Records
--

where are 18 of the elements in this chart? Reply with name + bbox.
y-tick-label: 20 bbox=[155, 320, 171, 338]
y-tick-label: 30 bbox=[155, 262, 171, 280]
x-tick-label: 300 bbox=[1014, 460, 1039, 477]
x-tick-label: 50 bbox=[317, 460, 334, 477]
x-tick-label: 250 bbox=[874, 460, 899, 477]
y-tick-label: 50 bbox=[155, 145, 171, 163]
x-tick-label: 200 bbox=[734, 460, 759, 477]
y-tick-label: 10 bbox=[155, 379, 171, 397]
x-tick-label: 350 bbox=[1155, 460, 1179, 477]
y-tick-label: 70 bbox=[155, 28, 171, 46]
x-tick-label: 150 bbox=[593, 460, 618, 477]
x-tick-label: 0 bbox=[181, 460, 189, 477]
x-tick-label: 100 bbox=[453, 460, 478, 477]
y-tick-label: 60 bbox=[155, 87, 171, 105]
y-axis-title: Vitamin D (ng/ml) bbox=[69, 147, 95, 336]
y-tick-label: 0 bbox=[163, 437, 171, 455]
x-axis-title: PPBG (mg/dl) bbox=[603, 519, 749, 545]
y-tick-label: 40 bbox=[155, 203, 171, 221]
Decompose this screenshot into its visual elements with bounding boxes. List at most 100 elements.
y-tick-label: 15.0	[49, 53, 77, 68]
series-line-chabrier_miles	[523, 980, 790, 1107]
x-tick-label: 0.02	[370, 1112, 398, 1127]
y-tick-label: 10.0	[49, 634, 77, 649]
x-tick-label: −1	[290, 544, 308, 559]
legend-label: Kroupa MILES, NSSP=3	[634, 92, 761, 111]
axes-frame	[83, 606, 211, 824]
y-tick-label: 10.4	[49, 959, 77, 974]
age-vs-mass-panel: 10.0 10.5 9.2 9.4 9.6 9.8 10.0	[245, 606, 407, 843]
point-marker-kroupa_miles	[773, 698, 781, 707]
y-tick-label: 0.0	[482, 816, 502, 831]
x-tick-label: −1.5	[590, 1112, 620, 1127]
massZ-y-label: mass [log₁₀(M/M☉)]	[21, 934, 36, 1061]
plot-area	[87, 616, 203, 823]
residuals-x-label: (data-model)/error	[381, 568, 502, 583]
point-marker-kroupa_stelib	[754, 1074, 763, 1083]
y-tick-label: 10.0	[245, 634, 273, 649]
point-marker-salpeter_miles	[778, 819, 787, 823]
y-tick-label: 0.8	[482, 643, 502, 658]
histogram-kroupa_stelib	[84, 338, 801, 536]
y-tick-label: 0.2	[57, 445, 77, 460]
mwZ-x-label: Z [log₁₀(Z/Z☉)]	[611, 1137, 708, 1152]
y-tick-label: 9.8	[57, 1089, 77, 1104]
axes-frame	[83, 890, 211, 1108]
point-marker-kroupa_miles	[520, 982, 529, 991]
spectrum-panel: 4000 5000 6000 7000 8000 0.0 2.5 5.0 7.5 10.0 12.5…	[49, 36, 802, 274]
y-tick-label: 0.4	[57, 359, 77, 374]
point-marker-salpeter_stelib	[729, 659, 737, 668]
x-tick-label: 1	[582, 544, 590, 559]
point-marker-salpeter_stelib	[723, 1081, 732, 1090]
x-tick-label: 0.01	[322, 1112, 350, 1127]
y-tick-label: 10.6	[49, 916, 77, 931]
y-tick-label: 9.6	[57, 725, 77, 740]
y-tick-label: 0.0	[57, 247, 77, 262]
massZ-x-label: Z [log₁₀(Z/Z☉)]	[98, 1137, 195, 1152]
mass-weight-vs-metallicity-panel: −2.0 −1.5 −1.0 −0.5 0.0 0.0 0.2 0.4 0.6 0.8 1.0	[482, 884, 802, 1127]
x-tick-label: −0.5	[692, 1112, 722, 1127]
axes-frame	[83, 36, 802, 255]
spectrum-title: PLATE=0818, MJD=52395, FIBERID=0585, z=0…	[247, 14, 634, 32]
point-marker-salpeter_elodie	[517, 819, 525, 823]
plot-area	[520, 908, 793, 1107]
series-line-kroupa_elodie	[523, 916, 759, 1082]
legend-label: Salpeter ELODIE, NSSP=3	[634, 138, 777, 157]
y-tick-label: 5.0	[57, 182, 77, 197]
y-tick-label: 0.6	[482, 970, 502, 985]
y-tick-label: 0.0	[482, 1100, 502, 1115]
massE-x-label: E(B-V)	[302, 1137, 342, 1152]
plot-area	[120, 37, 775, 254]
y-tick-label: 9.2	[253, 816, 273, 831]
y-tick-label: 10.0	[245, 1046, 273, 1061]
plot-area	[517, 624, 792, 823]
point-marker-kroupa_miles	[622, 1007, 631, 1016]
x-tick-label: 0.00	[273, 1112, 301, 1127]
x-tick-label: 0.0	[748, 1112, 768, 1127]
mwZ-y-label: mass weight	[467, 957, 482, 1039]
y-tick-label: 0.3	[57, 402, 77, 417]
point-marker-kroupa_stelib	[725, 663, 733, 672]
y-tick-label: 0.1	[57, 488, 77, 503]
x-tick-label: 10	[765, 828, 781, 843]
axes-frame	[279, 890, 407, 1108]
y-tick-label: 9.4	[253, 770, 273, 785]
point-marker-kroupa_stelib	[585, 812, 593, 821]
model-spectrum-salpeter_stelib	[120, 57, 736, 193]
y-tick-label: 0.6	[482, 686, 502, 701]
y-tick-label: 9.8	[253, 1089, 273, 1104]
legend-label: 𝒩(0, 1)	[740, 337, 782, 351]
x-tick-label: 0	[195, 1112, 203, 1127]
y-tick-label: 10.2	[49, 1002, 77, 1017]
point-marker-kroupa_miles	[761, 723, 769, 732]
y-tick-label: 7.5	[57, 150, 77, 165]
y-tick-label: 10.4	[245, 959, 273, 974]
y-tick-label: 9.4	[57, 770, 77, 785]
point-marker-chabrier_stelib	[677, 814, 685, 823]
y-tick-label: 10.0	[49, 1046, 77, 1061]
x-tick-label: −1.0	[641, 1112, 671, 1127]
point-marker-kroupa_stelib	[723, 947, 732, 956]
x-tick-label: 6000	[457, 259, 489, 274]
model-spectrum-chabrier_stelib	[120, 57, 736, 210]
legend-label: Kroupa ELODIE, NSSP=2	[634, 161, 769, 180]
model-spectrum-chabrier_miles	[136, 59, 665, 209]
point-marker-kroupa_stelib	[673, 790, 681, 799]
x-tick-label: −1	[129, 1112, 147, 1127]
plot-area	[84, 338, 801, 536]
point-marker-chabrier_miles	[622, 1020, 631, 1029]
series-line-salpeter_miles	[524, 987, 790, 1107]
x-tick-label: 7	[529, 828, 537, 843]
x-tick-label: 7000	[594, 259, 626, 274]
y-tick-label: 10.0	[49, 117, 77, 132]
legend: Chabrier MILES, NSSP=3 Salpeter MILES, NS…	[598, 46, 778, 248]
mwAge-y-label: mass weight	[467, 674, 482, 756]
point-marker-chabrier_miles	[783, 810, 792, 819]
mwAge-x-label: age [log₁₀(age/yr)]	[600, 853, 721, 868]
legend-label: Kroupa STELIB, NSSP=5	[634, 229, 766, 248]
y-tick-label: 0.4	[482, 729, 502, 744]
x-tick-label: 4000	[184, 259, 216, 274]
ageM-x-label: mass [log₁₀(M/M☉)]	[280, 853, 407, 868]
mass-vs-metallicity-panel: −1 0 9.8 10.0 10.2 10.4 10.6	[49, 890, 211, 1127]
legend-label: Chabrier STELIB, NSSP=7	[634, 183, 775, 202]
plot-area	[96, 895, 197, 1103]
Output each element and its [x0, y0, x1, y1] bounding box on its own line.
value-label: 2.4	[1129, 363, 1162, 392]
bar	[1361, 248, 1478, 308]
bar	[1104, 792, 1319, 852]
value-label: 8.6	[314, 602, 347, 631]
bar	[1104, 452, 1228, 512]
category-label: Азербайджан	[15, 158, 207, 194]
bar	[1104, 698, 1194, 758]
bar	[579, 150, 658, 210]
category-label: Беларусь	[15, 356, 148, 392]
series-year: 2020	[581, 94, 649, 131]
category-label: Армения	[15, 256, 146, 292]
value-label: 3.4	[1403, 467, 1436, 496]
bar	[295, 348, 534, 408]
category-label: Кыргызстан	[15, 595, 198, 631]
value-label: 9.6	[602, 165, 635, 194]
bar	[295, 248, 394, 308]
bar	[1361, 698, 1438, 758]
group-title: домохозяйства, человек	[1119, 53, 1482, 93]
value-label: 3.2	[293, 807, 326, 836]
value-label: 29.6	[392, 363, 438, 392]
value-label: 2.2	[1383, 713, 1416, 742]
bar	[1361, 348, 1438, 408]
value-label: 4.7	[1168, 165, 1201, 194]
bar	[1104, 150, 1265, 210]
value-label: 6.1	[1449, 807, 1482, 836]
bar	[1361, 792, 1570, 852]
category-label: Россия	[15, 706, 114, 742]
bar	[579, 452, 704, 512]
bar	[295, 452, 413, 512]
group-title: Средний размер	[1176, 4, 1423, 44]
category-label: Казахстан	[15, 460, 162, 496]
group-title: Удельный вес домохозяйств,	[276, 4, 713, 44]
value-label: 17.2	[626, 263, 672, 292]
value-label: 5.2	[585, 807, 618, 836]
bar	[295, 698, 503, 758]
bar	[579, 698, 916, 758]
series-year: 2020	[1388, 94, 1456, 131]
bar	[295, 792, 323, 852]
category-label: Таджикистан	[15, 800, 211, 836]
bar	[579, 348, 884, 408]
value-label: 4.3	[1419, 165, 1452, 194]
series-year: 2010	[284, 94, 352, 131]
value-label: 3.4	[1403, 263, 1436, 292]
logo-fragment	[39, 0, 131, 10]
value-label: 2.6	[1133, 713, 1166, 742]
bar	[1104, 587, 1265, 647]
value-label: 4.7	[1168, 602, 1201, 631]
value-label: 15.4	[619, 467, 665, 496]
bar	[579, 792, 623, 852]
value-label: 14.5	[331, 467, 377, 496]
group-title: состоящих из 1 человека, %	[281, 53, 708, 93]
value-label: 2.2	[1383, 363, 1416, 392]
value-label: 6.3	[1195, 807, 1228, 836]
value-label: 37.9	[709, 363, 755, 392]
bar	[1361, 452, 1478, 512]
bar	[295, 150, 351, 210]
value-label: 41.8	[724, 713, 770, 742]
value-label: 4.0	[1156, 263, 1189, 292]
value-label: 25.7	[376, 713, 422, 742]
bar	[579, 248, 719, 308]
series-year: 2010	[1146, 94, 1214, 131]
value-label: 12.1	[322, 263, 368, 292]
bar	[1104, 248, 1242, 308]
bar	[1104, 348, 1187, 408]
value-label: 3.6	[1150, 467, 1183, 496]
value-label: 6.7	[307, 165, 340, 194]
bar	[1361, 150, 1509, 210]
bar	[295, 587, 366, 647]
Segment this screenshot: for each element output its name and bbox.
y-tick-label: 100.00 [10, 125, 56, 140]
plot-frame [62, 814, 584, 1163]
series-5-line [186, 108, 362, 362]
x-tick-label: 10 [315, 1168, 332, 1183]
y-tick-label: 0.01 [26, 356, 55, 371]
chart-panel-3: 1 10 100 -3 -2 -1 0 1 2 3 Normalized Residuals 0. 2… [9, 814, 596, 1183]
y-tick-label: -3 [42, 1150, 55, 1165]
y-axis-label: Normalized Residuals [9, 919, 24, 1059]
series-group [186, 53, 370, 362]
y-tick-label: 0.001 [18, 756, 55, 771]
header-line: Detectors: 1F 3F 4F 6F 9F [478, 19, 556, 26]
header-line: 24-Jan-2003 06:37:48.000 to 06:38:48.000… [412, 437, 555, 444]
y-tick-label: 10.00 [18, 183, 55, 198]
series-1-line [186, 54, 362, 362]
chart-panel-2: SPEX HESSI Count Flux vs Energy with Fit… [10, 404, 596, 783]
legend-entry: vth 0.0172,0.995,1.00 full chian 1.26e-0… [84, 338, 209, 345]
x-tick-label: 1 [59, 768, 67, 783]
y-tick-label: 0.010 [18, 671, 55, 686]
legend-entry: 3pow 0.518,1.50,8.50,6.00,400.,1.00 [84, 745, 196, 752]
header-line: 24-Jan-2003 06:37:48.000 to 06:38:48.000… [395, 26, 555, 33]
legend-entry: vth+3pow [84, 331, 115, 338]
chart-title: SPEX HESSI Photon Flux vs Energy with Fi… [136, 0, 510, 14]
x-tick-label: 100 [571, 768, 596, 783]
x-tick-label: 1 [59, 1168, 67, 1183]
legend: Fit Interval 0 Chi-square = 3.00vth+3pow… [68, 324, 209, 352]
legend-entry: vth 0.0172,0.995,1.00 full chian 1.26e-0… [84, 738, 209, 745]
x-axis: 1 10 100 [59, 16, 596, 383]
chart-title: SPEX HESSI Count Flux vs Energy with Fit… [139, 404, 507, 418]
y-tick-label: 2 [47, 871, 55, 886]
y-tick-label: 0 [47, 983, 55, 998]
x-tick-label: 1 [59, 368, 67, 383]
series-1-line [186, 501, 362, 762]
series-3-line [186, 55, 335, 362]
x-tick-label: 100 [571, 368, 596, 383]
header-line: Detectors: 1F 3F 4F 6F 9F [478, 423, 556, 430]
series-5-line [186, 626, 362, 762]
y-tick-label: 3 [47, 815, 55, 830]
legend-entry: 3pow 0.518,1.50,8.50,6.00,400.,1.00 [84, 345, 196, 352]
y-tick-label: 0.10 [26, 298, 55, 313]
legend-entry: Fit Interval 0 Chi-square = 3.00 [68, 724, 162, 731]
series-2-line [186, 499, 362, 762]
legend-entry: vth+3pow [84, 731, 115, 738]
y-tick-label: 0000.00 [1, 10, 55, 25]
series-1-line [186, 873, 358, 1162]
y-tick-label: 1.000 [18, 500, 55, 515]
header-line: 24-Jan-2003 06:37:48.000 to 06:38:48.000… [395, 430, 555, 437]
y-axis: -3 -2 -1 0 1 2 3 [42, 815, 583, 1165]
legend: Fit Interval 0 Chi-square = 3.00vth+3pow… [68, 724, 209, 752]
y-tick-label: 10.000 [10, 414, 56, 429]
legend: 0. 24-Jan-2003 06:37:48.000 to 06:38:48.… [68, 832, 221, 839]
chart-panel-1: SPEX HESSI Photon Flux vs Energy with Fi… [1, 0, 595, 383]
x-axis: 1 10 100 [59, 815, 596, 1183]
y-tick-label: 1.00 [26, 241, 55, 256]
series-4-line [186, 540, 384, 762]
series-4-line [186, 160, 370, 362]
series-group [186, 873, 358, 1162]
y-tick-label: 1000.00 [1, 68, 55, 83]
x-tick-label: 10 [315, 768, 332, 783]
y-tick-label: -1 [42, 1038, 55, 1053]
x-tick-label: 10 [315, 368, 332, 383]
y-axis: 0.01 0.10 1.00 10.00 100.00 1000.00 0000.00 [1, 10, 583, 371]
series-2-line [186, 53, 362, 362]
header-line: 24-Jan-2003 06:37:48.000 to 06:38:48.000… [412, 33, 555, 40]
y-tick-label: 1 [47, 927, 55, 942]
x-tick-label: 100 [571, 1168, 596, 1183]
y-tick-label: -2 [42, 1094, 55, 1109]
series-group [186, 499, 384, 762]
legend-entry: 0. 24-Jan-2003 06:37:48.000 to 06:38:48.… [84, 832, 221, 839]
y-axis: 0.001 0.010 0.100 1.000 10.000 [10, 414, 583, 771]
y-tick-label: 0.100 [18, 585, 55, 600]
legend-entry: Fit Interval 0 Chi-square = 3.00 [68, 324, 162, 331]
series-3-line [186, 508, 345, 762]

--

Can you duplicate the stretch of rows from the start of the Records through the line containing "y-tick-label: 60 bbox=[155, 87, 171, 105]", character for character?

where are 18 of the elements in this chart? Reply with name + bbox.
y-tick-label: 20 bbox=[155, 320, 171, 338]
y-tick-label: 30 bbox=[155, 262, 171, 280]
x-tick-label: 300 bbox=[1014, 460, 1039, 477]
x-tick-label: 50 bbox=[317, 460, 334, 477]
x-tick-label: 250 bbox=[874, 460, 899, 477]
y-tick-label: 50 bbox=[155, 145, 171, 163]
x-tick-label: 200 bbox=[734, 460, 759, 477]
y-tick-label: 10 bbox=[155, 379, 171, 397]
x-tick-label: 350 bbox=[1155, 460, 1179, 477]
y-tick-label: 70 bbox=[155, 28, 171, 46]
x-tick-label: 150 bbox=[593, 460, 618, 477]
x-tick-label: 0 bbox=[181, 460, 189, 477]
x-tick-label: 100 bbox=[453, 460, 478, 477]
y-tick-label: 60 bbox=[155, 87, 171, 105]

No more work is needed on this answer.